>>>

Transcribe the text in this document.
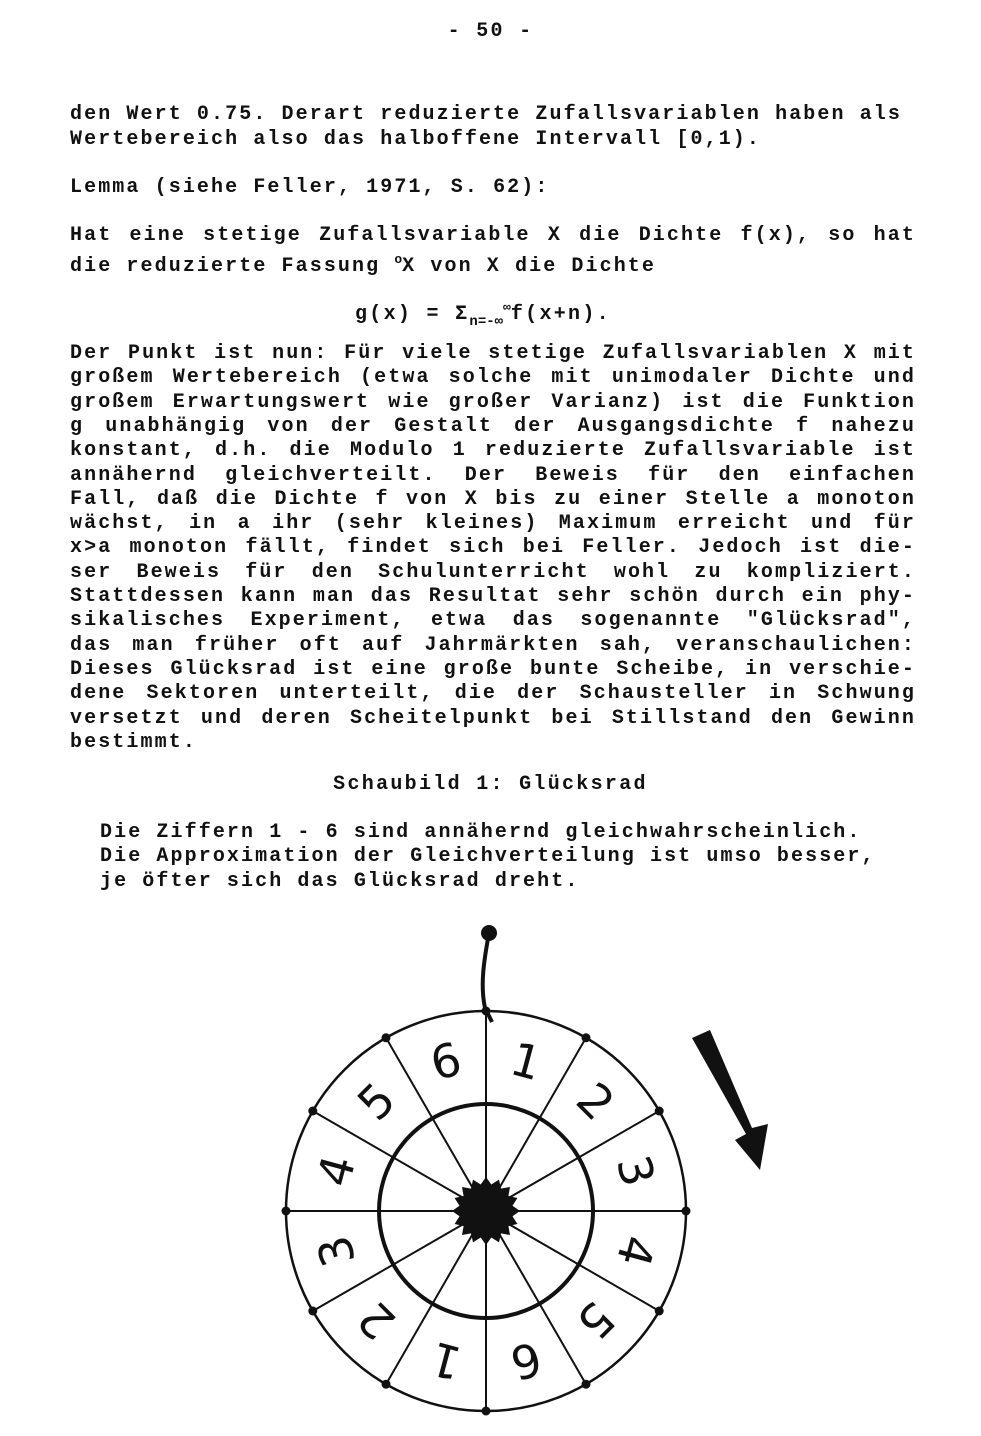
- 50 -
den Wert 0.75. Derart reduzierte Zufallsvariablen haben als
Wertebereich also das halboffene Intervall [0,1).
Lemma (siehe Feller, 1971, S. 62):
Hat eine stetige Zufallsvariable X die Dichte f(x), so hat
die reduzierte Fassung $^o$X von X die Dichte
$g(x) = \Sigma_{n=-\infty}^\infty f(x+n)$.
Der Punkt ist nun: Für viele stetige Zufallsvariablen X mit
großem Wertebereich (etwa solche mit unimodaler Dichte und
großem Erwartungswert wie großer Varianz) ist die Funktion
g unabhängig von der Gestalt der Ausgangsdichte f nahezu
konstant, d.h. die Modulo 1 reduzierte Zufallsvariable ist
annähernd gleichverteilt. Der Beweis für den einfachen
Fall, daß die Dichte f von X bis zu einer Stelle a monoton
wächst, in a ihr (sehr kleines) Maximum erreicht und für
x>a monoton fällt, findet sich bei Feller. Jedoch ist die-
ser Beweis für den Schulunterricht wohl zu kompliziert.
Stattdessen kann man das Resultat sehr schön durch ein phy-
sikalisches Experiment, etwa das sogenannte "Glücksrad",
das man früher oft auf Jahrmärkten sah, veranschaulichen:
Dieses Glücksrad ist eine große bunte Scheibe, in verschie-
dene Sektoren unterteilt, die der Schausteller in Schwung
versetzt und deren Scheitelpunkt bei Stillstand den Gewinn
bestimmt.
Schaubild 1: Glücksrad
Die Ziffern 1 - 6 sind annähernd gleichwahrscheinlich.
Die Approximation der Gleichverteilung ist umso besser,
je öfter sich das Glücksrad dreht.
1
2
3
4
5
6
1
2
3
4
5
6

<<<

Omit the pictures, and quote the material above exactly as given.

» **Correct result**
Transcribe the text in this document.
- 50 -
den Wert 0.75. Derart reduzierte Zufallsvariablen haben als
Wertebereich also das halboffene Intervall [0,1).
Lemma (siehe Feller, 1971, S. 62):
Hat eine stetige Zufallsvariable X die Dichte f(x), so hat
die reduzierte Fassung $^o$X von X die Dichte
$g(x) = \Sigma_{n=-\infty}^\infty f(x+n)$.
Der Punkt ist nun: Für viele stetige Zufallsvariablen X mit
großem Wertebereich (etwa solche mit unimodaler Dichte und
großem Erwartungswert wie großer Varianz) ist die Funktion
g unabhängig von der Gestalt der Ausgangsdichte f nahezu
konstant, d.h. die Modulo 1 reduzierte Zufallsvariable ist
annähernd gleichverteilt. Der Beweis für den einfachen
Fall, daß die Dichte f von X bis zu einer Stelle a monoton
wächst, in a ihr (sehr kleines) Maximum erreicht und für
x>a monoton fällt, findet sich bei Feller. Jedoch ist die-
ser Beweis für den Schulunterricht wohl zu kompliziert.
Stattdessen kann man das Resultat sehr schön durch ein phy-
sikalisches Experiment, etwa das sogenannte "Glücksrad",
das man früher oft auf Jahrmärkten sah, veranschaulichen:
Dieses Glücksrad ist eine große bunte Scheibe, in verschie-
dene Sektoren unterteilt, die der Schausteller in Schwung
versetzt und deren Scheitelpunkt bei Stillstand den Gewinn
bestimmt.
Schaubild 1: Glücksrad
Die Ziffern 1 - 6 sind annähernd gleichwahrscheinlich.
Die Approximation der Gleichverteilung ist umso besser,
je öfter sich das Glücksrad dreht.
1
2
3
4
5
6
1
2
3
4
5
6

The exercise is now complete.